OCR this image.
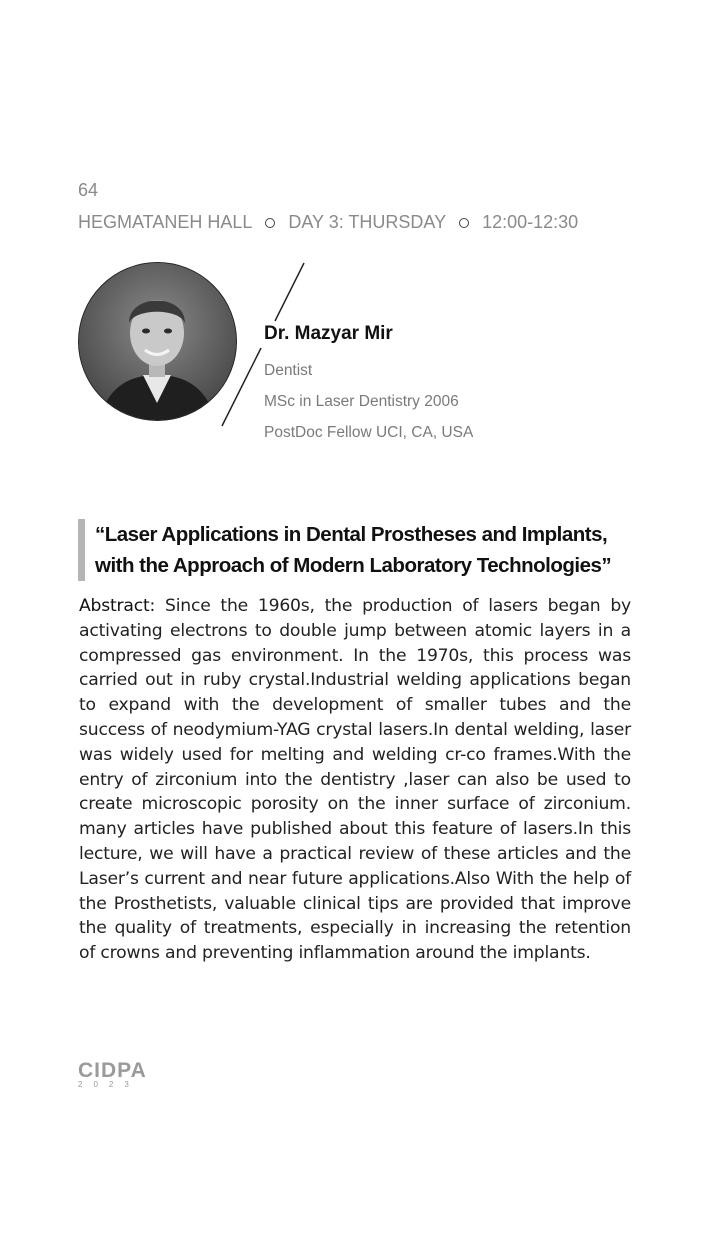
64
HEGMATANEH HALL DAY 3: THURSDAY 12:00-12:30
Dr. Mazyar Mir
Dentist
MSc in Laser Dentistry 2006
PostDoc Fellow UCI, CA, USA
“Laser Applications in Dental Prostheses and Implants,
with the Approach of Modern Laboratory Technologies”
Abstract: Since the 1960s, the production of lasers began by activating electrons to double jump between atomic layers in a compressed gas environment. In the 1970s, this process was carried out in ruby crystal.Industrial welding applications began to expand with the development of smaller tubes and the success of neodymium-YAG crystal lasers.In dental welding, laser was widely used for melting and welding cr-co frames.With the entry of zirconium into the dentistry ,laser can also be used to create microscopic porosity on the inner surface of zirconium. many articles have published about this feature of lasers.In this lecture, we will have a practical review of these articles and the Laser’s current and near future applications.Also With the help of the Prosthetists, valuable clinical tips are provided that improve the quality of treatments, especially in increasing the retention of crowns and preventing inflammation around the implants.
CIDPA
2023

----

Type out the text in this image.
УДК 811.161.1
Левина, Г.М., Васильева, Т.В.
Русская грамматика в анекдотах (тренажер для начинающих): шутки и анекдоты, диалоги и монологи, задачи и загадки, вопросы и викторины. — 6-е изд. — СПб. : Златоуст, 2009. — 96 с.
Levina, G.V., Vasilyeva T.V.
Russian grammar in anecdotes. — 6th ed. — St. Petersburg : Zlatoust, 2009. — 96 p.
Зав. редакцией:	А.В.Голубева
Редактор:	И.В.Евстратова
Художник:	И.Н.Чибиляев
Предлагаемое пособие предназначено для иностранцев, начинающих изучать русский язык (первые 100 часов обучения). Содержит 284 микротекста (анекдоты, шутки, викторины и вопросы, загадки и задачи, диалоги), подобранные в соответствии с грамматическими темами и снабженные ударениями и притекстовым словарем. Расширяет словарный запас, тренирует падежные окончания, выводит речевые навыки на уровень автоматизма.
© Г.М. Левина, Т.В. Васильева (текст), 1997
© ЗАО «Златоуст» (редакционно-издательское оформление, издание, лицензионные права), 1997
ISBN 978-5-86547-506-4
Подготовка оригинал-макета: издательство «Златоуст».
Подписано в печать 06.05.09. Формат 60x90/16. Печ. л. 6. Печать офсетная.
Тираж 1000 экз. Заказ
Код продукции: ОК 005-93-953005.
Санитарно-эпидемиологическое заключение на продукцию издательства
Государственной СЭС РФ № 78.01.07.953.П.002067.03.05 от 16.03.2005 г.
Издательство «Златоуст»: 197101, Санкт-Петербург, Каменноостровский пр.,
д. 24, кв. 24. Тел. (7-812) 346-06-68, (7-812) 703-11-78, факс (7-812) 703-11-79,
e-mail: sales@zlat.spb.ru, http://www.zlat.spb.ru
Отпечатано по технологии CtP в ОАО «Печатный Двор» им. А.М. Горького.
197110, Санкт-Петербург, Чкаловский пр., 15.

----

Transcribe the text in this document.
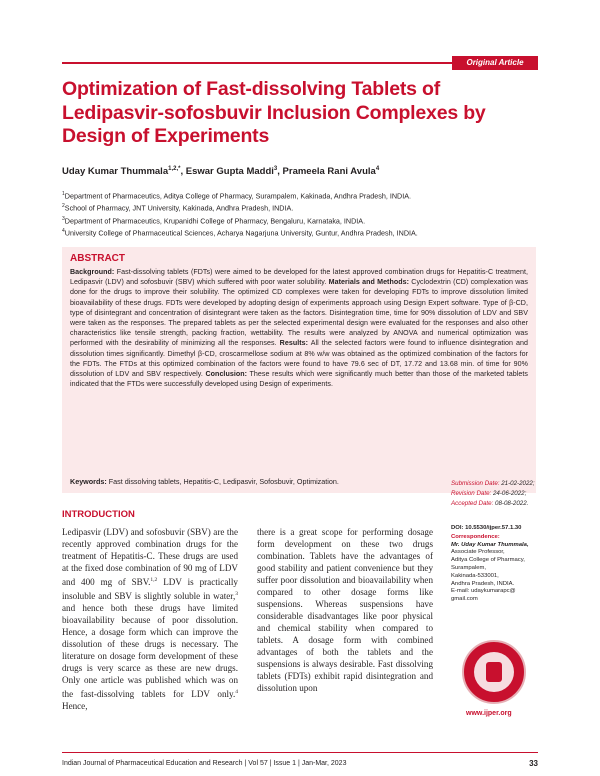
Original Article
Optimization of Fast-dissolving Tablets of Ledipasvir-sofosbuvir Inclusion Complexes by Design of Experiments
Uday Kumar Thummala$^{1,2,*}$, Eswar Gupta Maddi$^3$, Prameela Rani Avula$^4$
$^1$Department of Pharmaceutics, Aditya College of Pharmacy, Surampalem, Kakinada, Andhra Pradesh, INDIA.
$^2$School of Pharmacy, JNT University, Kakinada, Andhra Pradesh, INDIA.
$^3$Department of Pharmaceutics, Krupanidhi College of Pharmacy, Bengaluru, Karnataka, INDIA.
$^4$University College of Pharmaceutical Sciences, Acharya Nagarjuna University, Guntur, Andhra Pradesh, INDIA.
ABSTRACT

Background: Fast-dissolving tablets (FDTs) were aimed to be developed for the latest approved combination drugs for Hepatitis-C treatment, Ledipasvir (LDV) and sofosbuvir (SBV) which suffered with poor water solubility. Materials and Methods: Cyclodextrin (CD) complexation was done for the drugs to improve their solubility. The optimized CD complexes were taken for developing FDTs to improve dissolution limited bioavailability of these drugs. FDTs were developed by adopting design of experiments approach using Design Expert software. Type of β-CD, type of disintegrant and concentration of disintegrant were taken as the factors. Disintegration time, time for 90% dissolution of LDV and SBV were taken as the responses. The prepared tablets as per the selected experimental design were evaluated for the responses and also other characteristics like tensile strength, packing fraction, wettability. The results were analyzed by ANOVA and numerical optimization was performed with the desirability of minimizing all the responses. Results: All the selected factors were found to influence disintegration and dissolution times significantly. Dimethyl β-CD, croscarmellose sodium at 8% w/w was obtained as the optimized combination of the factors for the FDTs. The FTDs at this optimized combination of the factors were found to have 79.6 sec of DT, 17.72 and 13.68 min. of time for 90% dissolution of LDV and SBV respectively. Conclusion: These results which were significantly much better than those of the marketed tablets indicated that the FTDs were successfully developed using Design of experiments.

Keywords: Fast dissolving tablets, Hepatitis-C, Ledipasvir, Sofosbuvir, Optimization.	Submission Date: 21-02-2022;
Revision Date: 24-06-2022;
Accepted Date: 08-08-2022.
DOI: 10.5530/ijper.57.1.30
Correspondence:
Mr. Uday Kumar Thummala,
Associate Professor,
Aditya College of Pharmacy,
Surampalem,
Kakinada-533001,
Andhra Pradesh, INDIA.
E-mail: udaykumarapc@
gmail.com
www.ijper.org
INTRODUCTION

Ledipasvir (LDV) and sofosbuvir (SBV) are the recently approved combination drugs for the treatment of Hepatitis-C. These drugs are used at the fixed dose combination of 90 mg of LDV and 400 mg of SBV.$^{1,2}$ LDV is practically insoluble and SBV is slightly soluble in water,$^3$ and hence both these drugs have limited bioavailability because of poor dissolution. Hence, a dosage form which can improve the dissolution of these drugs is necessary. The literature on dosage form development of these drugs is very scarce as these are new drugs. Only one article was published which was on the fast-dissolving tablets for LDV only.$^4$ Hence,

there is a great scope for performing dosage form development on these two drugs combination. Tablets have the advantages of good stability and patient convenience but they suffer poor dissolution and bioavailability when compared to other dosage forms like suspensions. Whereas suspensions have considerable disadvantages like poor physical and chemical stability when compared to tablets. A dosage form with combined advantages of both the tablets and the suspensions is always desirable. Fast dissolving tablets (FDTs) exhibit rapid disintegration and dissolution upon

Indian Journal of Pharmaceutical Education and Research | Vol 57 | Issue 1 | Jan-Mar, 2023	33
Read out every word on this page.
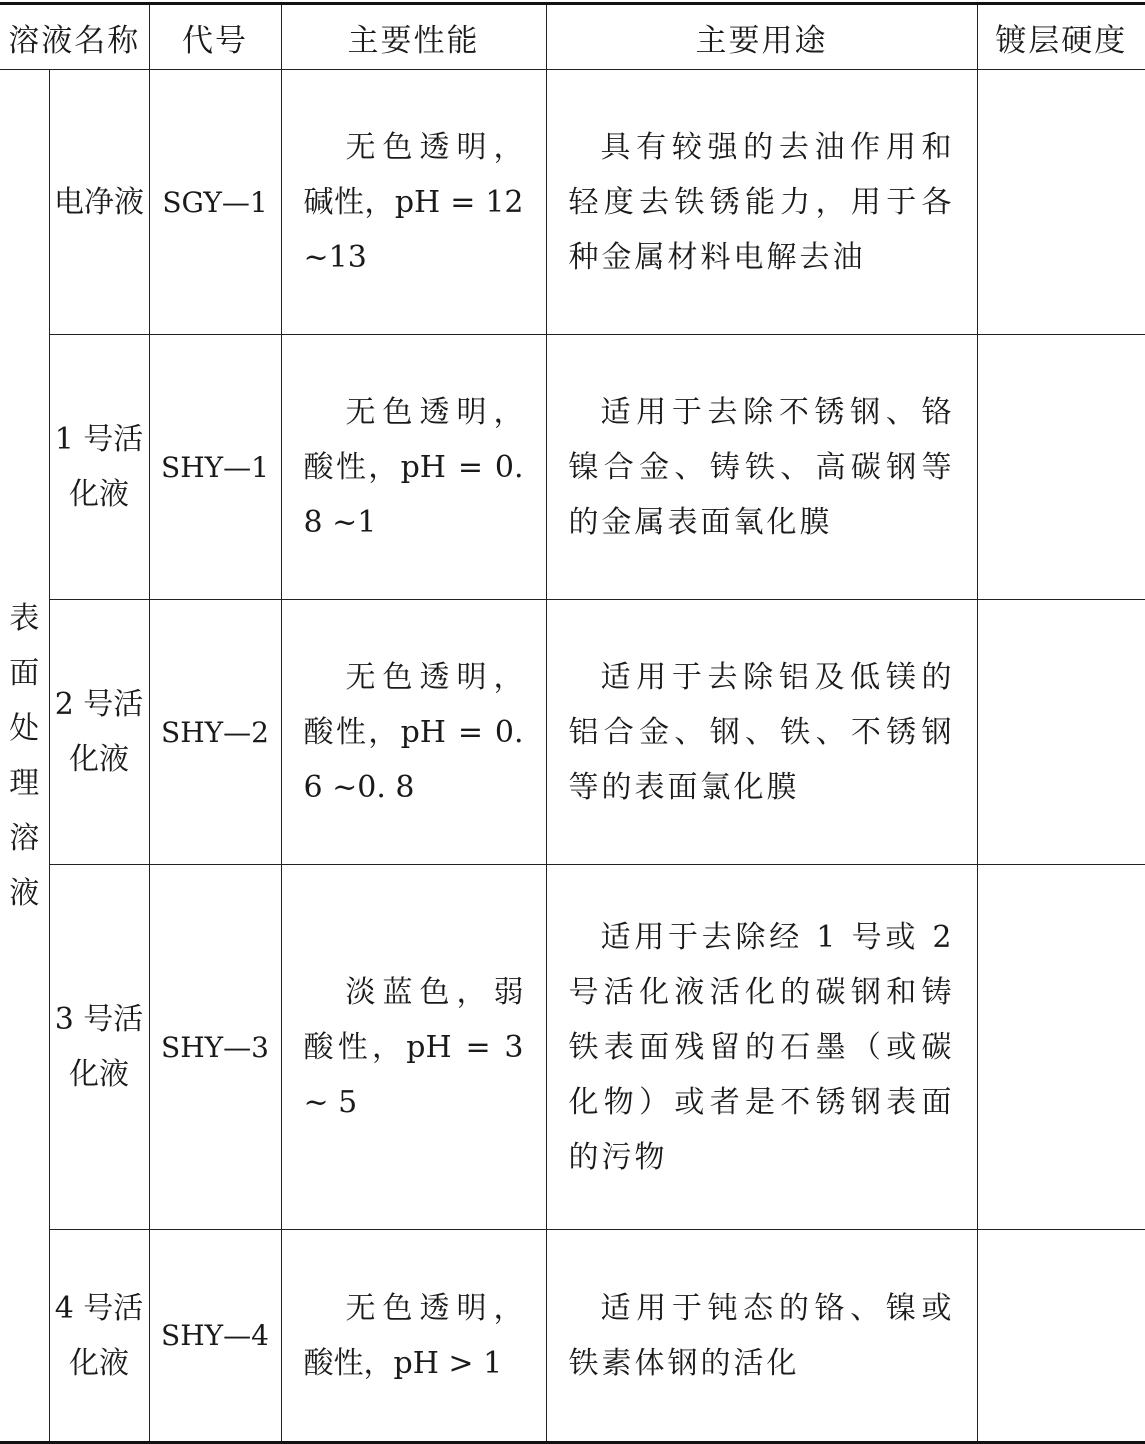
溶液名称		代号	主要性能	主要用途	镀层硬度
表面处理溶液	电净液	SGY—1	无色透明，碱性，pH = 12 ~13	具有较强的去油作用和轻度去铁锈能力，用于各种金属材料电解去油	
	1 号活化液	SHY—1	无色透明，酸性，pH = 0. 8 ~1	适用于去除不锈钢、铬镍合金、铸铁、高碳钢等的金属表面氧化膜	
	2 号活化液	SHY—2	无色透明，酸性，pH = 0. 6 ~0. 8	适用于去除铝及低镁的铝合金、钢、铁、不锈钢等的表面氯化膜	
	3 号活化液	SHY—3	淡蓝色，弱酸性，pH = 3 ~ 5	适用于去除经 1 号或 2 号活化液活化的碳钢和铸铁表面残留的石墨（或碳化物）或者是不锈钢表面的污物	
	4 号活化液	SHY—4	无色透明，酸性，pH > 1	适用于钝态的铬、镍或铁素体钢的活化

----

__What this task involves__
Of the lines above, how many contain the word "Pharmacy"? Provide the number and nothing else.

__Task result__
4